### Instructions to follow
Where a line contains the word "type", copy that line.

### Data records
========
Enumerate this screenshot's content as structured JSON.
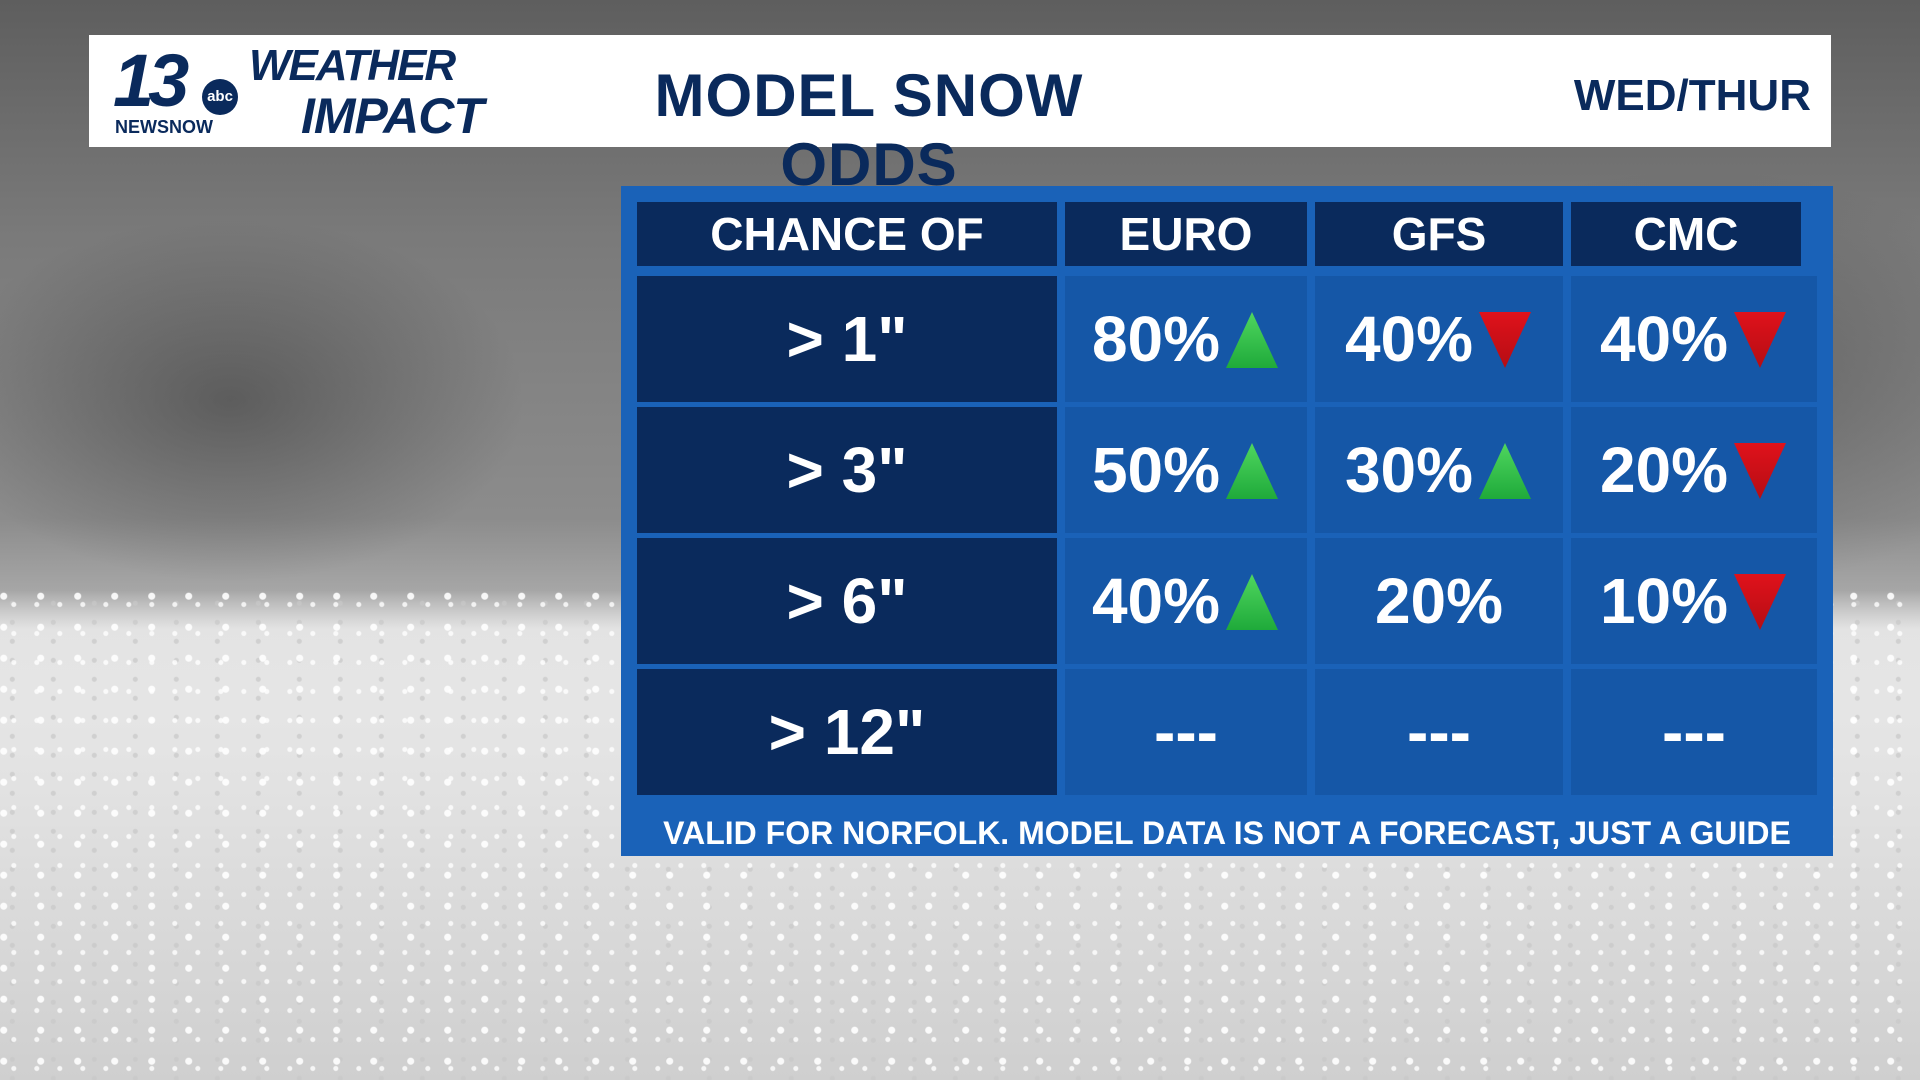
{
  "header": {
    "logo_number": "13",
    "logo_badge": "abc",
    "logo_newsnow": "NEWSNOW",
    "brand_line1": "WEATHER",
    "brand_line2": "IMPACT",
    "title": "MODEL SNOW ODDS",
    "days": "WED/THUR"
  },
  "table": {
    "columns": [
      "CHANCE OF",
      "EURO",
      "GFS",
      "CMC"
    ],
    "rows": [
      {
        "label": "> 1\"",
        "cells": [
          {
            "value": "80%",
            "trend": "up"
          },
          {
            "value": "40%",
            "trend": "down"
          },
          {
            "value": "40%",
            "trend": "down"
          }
        ]
      },
      {
        "label": "> 3\"",
        "cells": [
          {
            "value": "50%",
            "trend": "up"
          },
          {
            "value": "30%",
            "trend": "up"
          },
          {
            "value": "20%",
            "trend": "down"
          }
        ]
      },
      {
        "label": "> 6\"",
        "cells": [
          {
            "value": "40%",
            "trend": "up"
          },
          {
            "value": "20%",
            "trend": "none"
          },
          {
            "value": "10%",
            "trend": "down"
          }
        ]
      },
      {
        "label": "> 12\"",
        "cells": [
          {
            "value": "---",
            "trend": "none"
          },
          {
            "value": "---",
            "trend": "none"
          },
          {
            "value": "---",
            "trend": "none"
          }
        ]
      }
    ],
    "footer": "VALID FOR NORFOLK. MODEL DATA IS NOT A FORECAST, JUST A GUIDE"
  },
  "colors": {
    "navy": "#0a2a5c",
    "cell_blue": "#1557a7",
    "frame_blue": "#1a62b8",
    "trend_up": "#1faa3a",
    "trend_down": "#e0121b"
  }
}
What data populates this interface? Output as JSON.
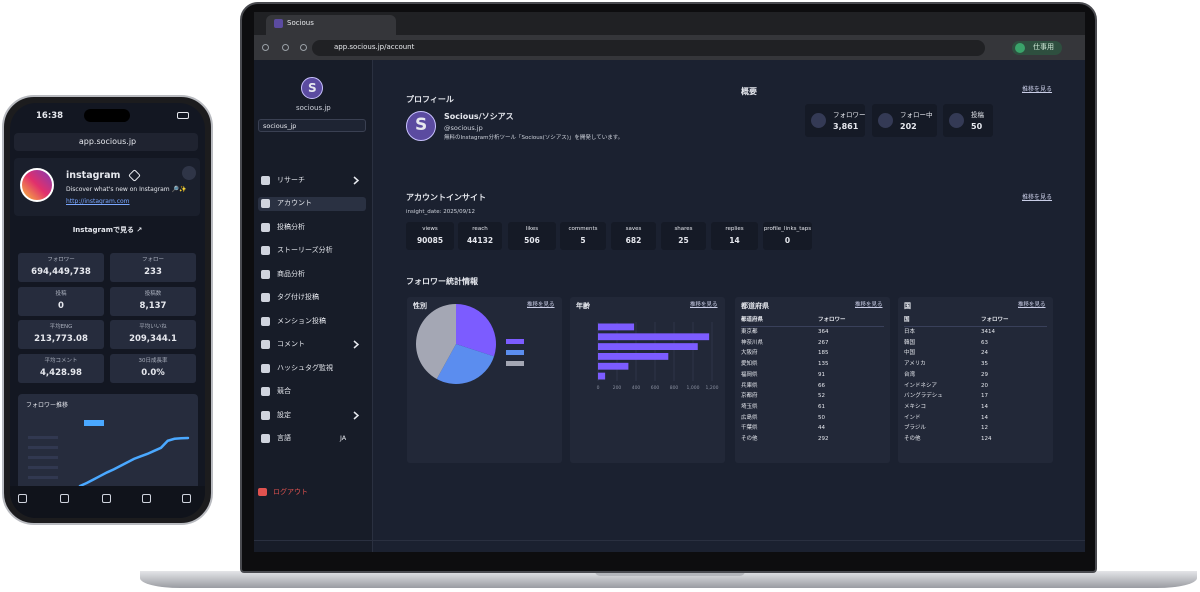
{
  "phone": {
    "time": "16:38",
    "url": "app.socious.jp",
    "profile": {
      "name": "instagram",
      "bio": "Discover what's new on Instagram 🔎✨",
      "link": "http://instagram.com",
      "button": "Instagramで見る ↗"
    },
    "stats": [
      {
        "label": "フォロワー",
        "value": "694,449,738"
      },
      {
        "label": "フォロー",
        "value": "233"
      },
      {
        "label": "投稿",
        "value": "0"
      },
      {
        "label": "投稿数",
        "value": "8,137"
      },
      {
        "label": "平均ENG",
        "value": "213,773.08"
      },
      {
        "label": "平均いいね",
        "value": "209,344.1"
      },
      {
        "label": "平均コメント",
        "value": "4,428.98"
      },
      {
        "label": "30日成長率",
        "value": "0.0%"
      }
    ]
  },
  "browser": {
    "tab": "Socious",
    "url": "app.socious.jp/account",
    "profile": "仕事用"
  },
  "sidebar": {
    "logo": "S",
    "account": "socious.jp",
    "select": "socious_jp",
    "menu": [
      "リサーチ",
      "アカウント",
      "投稿分析",
      "ストーリーズ分析",
      "商品分析",
      "タグ付け投稿",
      "メンション投稿",
      "コメント",
      "ハッシュタグ監視",
      "競合",
      "設定",
      "言語"
    ],
    "language": "JA",
    "logout": "ログアウト"
  },
  "profile": {
    "heading": "プロフィール",
    "avatar": "S",
    "name": "Socious/ソシアス",
    "handle": "@socious.jp",
    "bio": "無料のInstagram分析ツール「Socious(ソシアス)」を開発しています。"
  },
  "overview": {
    "heading": "概要",
    "link": "推移を見る",
    "stats": [
      {
        "label": "フォロワー",
        "value": "3,861"
      },
      {
        "label": "フォロー中",
        "value": "202"
      },
      {
        "label": "投稿",
        "value": "50"
      }
    ]
  },
  "insight": {
    "heading": "アカウントインサイト",
    "link": "推移を見る",
    "date": "insight_date: 2025/09/12",
    "metrics": [
      {
        "label": "views",
        "value": "90085"
      },
      {
        "label": "reach",
        "value": "44132"
      },
      {
        "label": "likes",
        "value": "506"
      },
      {
        "label": "comments",
        "value": "5"
      },
      {
        "label": "saves",
        "value": "682"
      },
      {
        "label": "shares",
        "value": "25"
      },
      {
        "label": "replies",
        "value": "14"
      },
      {
        "label": "profile_links_taps",
        "value": "0"
      }
    ]
  },
  "follower_stats": {
    "heading": "フォロワー統計情報",
    "prefecture": {
      "title": "都道府県",
      "link": "推移を見る",
      "headers": [
        "都道府県",
        "フォロワー"
      ],
      "rows": [
        [
          "東京都",
          "364"
        ],
        [
          "神奈川県",
          "267"
        ],
        [
          "大阪府",
          "185"
        ],
        [
          "愛知県",
          "135"
        ],
        [
          "福岡県",
          "91"
        ],
        [
          "兵庫県",
          "66"
        ],
        [
          "京都府",
          "52"
        ],
        [
          "埼玉県",
          "61"
        ],
        [
          "広島県",
          "50"
        ],
        [
          "千葉県",
          "44"
        ],
        [
          "その他",
          "292"
        ]
      ]
    },
    "country": {
      "title": "国",
      "link": "推移を見る",
      "headers": [
        "国",
        "フォロワー"
      ],
      "rows": [
        [
          "日本",
          "3414"
        ],
        [
          "韓国",
          "63"
        ],
        [
          "中国",
          "24"
        ],
        [
          "アメリカ",
          "35"
        ],
        [
          "台湾",
          "29"
        ],
        [
          "インドネシア",
          "20"
        ],
        [
          "バングラデシュ",
          "17"
        ],
        [
          "メキシコ",
          "14"
        ],
        [
          "インド",
          "14"
        ],
        [
          "ブラジル",
          "12"
        ],
        [
          "その他",
          "124"
        ]
      ]
    }
  },
  "chart_data": [
    {
      "type": "pie",
      "title": "性別",
      "link": "推移を見る",
      "values": [
        30,
        28,
        42
      ],
      "colors": [
        "#7c5cff",
        "#5b8def",
        "#a4a7b4"
      ]
    },
    {
      "type": "bar",
      "title": "年齢",
      "link": "推移を見る",
      "orientation": "horizontal",
      "categories": [
        null,
        null,
        null,
        null,
        null,
        null
      ],
      "values": [
        380,
        1170,
        1050,
        740,
        320,
        75
      ],
      "color": "#7c5cff",
      "xlim": [
        0,
        1200
      ],
      "xticks": [
        0,
        200,
        400,
        600,
        800,
        {
          "value": 1000,
          "label": "1,000"
        },
        {
          "value": 1200,
          "label": "1,200"
        }
      ],
      "grid": true
    },
    {
      "type": "line",
      "title": "フォロワー推移",
      "values": [
        0,
        60,
        130,
        200,
        270,
        330,
        400,
        470,
        540,
        590,
        640,
        700,
        760,
        900,
        940,
        950,
        955
      ],
      "color": "#4aa8ff"
    }
  ]
}
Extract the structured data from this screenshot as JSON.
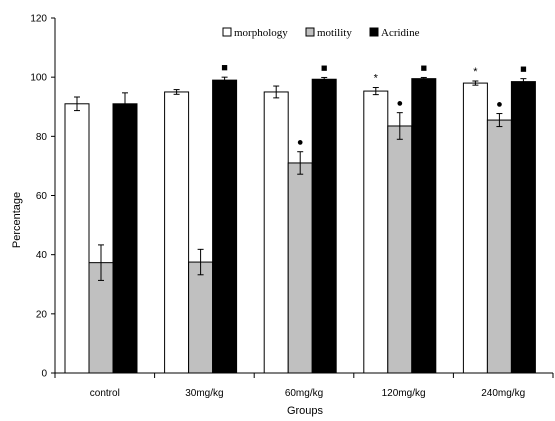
{
  "chart_data": {
    "type": "bar",
    "title": "",
    "xlabel": "Groups",
    "ylabel": "Percentage",
    "ylim": [
      0,
      120
    ],
    "yticks": [
      "0",
      "20",
      "40",
      "60",
      "80",
      "100",
      "120"
    ],
    "grid": false,
    "legend_position": "top",
    "categories": [
      "control",
      "30mg/kg",
      "60mg/kg",
      "120mg/kg",
      "240mg/kg"
    ],
    "series": [
      {
        "name": "morphology",
        "color": "#ffffff",
        "values": [
          91,
          95,
          95,
          95.3,
          98
        ],
        "errors": [
          2.3,
          0.8,
          2.0,
          1.2,
          0.7
        ],
        "markers": [
          "",
          "",
          "",
          "*",
          "*"
        ]
      },
      {
        "name": "motility",
        "color": "#c0c0c0",
        "values": [
          37.3,
          37.5,
          71,
          83.5,
          85.5
        ],
        "errors": [
          6.0,
          4.3,
          3.8,
          4.5,
          2.2
        ],
        "markers": [
          "",
          "",
          "●",
          "●",
          "●"
        ]
      },
      {
        "name": "Acridine",
        "color": "#000000",
        "values": [
          91,
          99,
          99.3,
          99.5,
          98.5
        ],
        "errors": [
          3.7,
          1.0,
          0.6,
          0.4,
          1.0
        ],
        "markers": [
          "",
          "■",
          "■",
          "■",
          "■"
        ]
      }
    ]
  }
}
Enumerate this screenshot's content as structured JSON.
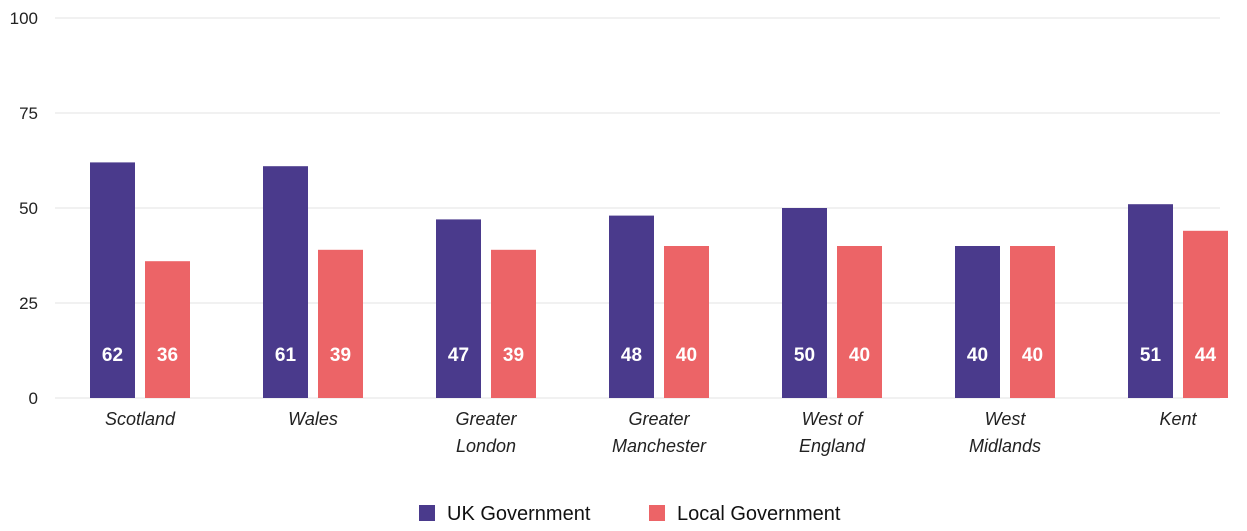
{
  "chart_data": {
    "type": "bar",
    "categories": [
      [
        "Scotland"
      ],
      [
        "Wales"
      ],
      [
        "Greater",
        "London"
      ],
      [
        "Greater",
        "Manchester"
      ],
      [
        "West of",
        "England"
      ],
      [
        "West",
        "Midlands"
      ],
      [
        "Kent"
      ]
    ],
    "series": [
      {
        "name": "UK Government",
        "color": "#4a3a8c",
        "values": [
          62,
          61,
          47,
          48,
          50,
          40,
          51
        ]
      },
      {
        "name": "Local Government",
        "color": "#ec6467",
        "values": [
          36,
          39,
          39,
          40,
          40,
          40,
          44
        ]
      }
    ],
    "yticks": [
      "0",
      "25",
      "50",
      "75",
      "100"
    ],
    "ylim": [
      0,
      100
    ],
    "grid": true,
    "legend_position": "bottom-center",
    "title": "",
    "xlabel": "",
    "ylabel": ""
  }
}
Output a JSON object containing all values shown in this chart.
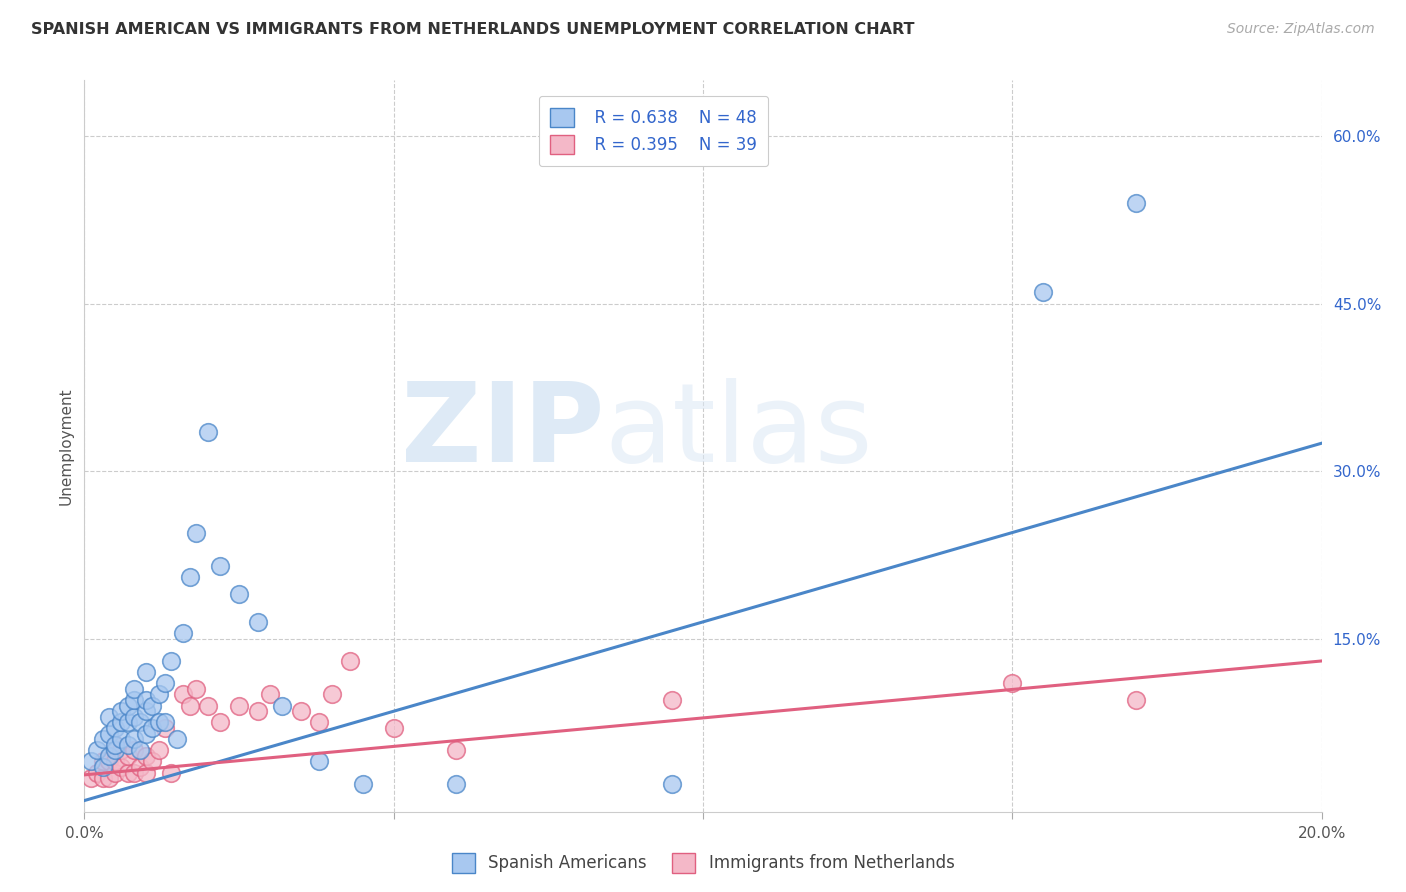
========
### Answer
      "type": "pie",
      "type": "bar",
      "type": "line",
    "type": "bar",
    "type": "bar",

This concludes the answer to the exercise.